## YOUR INSTRUCTIONS
Give back each entry unchanged, minus pictures.

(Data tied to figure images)
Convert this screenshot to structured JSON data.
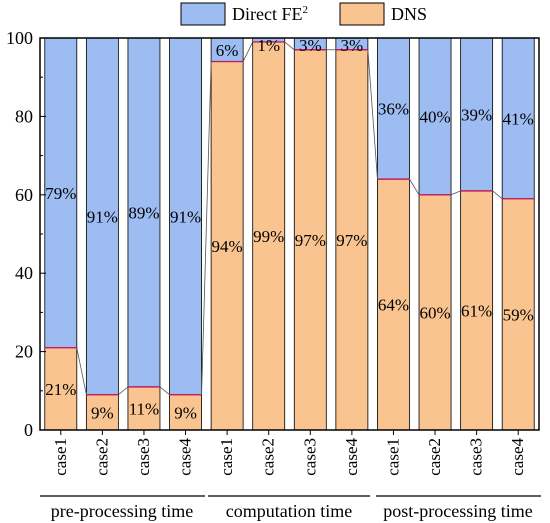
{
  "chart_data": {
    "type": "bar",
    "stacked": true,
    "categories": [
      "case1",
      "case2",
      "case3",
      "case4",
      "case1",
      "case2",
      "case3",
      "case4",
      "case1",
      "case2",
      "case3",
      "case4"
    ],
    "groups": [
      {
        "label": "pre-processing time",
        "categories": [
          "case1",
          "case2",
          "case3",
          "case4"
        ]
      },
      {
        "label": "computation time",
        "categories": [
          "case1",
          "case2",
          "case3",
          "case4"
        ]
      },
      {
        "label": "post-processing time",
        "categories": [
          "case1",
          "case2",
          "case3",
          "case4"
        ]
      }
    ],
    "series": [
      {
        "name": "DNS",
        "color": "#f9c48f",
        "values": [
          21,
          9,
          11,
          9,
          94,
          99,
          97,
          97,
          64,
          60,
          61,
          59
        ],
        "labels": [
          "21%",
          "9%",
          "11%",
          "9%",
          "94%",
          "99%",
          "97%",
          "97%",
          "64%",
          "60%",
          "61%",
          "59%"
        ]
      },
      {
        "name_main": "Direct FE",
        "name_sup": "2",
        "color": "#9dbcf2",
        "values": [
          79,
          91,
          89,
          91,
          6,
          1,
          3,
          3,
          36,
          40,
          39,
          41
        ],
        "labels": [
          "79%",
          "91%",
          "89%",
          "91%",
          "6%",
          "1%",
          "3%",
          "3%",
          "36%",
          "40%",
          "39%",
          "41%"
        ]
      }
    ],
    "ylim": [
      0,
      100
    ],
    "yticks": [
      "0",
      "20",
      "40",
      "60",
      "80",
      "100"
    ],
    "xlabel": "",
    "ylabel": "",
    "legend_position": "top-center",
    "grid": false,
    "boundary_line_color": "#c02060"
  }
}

## RESPONSE
Convert this screenshot to structured JSON data.
{
  "chart_data": {
    "type": "bar",
    "stacked": true,
    "categories": [
      "case1",
      "case2",
      "case3",
      "case4",
      "case1",
      "case2",
      "case3",
      "case4",
      "case1",
      "case2",
      "case3",
      "case4"
    ],
    "groups": [
      {
        "label": "pre-processing time",
        "categories": [
          "case1",
          "case2",
          "case3",
          "case4"
        ]
      },
      {
        "label": "computation time",
        "categories": [
          "case1",
          "case2",
          "case3",
          "case4"
        ]
      },
      {
        "label": "post-processing time",
        "categories": [
          "case1",
          "case2",
          "case3",
          "case4"
        ]
      }
    ],
    "series": [
      {
        "name": "DNS",
        "color": "#f9c48f",
        "values": [
          21,
          9,
          11,
          9,
          94,
          99,
          97,
          97,
          64,
          60,
          61,
          59
        ],
        "labels": [
          "21%",
          "9%",
          "11%",
          "9%",
          "94%",
          "99%",
          "97%",
          "97%",
          "64%",
          "60%",
          "61%",
          "59%"
        ]
      },
      {
        "name_main": "Direct FE",
        "name_sup": "2",
        "color": "#9dbcf2",
        "values": [
          79,
          91,
          89,
          91,
          6,
          1,
          3,
          3,
          36,
          40,
          39,
          41
        ],
        "labels": [
          "79%",
          "91%",
          "89%",
          "91%",
          "6%",
          "1%",
          "3%",
          "3%",
          "36%",
          "40%",
          "39%",
          "41%"
        ]
      }
    ],
    "ylim": [
      0,
      100
    ],
    "yticks": [
      "0",
      "20",
      "40",
      "60",
      "80",
      "100"
    ],
    "xlabel": "",
    "ylabel": "",
    "legend_position": "top-center",
    "grid": false,
    "boundary_line_color": "#c02060"
  }
}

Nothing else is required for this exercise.